— Start Data provided —

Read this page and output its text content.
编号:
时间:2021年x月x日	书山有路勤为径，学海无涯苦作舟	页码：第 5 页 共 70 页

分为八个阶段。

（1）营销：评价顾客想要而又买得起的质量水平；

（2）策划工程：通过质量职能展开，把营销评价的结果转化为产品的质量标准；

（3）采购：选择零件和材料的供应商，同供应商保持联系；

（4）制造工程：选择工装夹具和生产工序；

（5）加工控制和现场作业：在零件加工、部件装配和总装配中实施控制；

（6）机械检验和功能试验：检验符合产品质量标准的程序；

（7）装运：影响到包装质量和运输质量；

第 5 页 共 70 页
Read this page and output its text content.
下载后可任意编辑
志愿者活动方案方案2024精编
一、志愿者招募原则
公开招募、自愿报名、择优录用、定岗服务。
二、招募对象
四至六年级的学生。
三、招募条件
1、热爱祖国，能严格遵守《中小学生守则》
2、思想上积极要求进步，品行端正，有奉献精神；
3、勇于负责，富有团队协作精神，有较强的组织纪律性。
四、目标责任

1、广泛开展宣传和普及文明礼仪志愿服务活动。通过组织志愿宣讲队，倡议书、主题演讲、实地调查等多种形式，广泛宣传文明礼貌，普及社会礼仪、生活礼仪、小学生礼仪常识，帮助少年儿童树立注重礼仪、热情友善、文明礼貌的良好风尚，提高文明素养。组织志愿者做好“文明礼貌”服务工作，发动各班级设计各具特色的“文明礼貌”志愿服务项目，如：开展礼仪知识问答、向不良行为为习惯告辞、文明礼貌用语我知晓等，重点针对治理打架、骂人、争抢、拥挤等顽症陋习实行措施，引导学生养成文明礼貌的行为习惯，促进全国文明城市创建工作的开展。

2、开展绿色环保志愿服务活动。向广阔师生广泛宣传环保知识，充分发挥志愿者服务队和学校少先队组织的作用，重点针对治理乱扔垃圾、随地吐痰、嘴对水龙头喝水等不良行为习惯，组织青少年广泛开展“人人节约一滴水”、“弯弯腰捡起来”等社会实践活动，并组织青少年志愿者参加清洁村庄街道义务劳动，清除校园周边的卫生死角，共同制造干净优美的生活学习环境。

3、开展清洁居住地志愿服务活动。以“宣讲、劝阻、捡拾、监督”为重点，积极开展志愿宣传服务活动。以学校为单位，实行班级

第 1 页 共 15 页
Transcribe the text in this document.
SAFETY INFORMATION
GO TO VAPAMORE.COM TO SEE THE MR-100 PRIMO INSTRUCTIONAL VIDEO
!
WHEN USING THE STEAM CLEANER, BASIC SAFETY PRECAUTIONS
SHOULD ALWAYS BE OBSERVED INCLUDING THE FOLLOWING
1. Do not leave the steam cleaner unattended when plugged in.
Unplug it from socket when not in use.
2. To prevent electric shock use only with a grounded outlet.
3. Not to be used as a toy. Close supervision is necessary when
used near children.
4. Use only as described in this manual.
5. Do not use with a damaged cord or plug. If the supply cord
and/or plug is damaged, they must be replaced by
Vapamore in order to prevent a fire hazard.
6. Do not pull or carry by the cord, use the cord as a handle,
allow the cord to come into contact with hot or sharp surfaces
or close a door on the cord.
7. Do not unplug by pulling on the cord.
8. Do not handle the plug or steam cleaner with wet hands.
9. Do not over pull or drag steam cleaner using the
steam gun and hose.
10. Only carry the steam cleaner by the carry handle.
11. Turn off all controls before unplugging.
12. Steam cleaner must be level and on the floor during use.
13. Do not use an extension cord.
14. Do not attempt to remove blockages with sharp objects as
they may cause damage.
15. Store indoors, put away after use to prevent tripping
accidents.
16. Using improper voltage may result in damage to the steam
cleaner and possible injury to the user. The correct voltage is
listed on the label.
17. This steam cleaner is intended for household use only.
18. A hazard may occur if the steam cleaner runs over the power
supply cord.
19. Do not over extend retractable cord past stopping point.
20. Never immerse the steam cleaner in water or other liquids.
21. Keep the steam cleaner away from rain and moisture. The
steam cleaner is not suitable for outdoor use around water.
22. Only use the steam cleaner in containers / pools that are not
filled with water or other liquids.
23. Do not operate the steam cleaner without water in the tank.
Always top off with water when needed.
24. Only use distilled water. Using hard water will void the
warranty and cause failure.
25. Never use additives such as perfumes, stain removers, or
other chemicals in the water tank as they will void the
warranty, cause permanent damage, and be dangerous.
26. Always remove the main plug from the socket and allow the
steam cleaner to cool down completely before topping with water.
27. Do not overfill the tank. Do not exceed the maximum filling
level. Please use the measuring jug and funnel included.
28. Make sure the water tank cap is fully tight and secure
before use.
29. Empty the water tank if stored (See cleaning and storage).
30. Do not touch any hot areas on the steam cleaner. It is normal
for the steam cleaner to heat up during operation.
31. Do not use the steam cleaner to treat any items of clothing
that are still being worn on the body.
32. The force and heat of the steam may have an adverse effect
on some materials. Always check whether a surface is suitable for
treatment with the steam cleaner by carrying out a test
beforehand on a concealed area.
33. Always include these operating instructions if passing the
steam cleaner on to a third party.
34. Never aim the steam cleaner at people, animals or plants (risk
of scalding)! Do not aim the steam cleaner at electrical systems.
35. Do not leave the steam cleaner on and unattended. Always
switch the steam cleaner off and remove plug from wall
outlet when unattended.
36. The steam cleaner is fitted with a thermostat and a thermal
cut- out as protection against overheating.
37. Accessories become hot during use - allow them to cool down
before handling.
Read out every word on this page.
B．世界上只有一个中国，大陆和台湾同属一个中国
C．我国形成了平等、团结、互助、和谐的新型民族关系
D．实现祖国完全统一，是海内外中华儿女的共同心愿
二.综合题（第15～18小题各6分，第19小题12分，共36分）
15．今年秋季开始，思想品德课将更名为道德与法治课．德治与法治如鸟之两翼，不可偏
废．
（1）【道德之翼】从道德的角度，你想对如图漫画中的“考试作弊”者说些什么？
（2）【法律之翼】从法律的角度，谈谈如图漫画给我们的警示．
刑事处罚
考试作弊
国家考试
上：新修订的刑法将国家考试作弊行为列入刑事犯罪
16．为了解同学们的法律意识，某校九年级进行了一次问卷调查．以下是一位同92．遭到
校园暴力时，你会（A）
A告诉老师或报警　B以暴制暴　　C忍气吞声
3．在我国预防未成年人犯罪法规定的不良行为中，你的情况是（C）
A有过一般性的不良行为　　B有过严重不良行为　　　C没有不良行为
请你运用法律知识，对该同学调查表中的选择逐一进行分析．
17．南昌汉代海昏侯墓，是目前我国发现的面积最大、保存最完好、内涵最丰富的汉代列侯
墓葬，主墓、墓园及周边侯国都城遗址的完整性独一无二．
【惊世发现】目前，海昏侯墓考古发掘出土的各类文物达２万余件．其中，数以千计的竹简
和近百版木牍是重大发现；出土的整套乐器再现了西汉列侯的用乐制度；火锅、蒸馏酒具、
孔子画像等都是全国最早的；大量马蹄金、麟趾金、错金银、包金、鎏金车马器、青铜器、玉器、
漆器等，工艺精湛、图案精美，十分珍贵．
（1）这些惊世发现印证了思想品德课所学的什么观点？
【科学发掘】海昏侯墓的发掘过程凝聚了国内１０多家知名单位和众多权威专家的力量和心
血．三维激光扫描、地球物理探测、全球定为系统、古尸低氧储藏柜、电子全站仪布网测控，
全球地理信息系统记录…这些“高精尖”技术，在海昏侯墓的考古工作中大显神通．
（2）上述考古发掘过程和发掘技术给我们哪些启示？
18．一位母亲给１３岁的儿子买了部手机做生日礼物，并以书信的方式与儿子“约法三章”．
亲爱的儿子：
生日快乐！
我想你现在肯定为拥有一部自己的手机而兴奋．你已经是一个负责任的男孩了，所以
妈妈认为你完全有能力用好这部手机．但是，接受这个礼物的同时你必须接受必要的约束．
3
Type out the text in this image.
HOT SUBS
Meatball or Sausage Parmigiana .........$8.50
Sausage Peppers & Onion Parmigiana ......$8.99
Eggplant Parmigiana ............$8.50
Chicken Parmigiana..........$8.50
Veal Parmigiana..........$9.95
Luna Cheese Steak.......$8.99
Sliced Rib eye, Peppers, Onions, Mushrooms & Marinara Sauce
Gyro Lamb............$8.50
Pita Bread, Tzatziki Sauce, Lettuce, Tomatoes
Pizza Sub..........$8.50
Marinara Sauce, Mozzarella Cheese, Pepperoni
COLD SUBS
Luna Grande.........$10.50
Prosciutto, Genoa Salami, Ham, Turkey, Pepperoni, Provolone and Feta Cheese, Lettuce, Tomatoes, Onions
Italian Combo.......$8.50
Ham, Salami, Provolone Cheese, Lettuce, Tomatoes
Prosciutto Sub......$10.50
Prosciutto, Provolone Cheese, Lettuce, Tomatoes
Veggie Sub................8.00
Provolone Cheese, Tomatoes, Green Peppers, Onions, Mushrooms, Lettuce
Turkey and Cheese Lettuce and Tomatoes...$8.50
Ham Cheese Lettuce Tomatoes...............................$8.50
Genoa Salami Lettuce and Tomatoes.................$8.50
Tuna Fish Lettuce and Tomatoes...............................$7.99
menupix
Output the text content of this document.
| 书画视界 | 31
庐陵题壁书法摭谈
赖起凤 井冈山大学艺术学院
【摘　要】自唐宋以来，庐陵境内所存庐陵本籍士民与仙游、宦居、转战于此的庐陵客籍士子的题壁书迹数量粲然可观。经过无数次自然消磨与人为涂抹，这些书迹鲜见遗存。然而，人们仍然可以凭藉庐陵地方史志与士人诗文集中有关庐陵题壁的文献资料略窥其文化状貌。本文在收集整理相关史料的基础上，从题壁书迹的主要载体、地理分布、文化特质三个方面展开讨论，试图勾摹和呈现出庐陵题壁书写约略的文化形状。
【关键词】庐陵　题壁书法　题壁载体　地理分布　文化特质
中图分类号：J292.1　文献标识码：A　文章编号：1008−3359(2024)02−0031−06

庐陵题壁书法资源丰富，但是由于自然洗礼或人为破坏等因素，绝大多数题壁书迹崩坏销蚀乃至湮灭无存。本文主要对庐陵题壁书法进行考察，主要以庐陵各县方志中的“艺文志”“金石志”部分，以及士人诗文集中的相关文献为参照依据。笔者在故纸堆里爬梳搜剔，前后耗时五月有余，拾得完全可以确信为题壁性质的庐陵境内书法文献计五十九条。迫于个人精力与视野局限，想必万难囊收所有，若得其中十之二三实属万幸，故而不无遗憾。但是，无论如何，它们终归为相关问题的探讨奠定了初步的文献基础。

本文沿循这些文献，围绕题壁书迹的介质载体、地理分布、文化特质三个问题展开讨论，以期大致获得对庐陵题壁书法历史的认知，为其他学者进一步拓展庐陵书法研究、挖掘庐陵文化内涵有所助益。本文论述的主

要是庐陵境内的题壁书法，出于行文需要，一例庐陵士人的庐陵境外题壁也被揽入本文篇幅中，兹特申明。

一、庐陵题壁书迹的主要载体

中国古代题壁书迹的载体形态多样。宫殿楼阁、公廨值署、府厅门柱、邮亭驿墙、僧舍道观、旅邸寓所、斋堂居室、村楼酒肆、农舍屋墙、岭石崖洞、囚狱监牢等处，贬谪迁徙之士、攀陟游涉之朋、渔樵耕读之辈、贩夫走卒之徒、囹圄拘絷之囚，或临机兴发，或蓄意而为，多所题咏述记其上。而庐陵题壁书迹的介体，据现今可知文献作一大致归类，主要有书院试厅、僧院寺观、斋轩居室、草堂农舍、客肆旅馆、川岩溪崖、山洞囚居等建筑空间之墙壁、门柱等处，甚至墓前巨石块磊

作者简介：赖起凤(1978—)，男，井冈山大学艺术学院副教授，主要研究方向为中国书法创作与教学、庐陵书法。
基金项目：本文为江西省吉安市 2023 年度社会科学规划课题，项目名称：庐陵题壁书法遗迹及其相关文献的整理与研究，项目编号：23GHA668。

— End Data provided —

Show every line in the entries where the string "Pepperoni" occurs.

### [Task output]
Marinara Sauce, Mozzarella Cheese, Pepperoni
Prosciutto, Genoa Salami, Ham, Turkey, Pepperoni, Provolone and Feta Cheese, Lettuce, Tomatoes, Onions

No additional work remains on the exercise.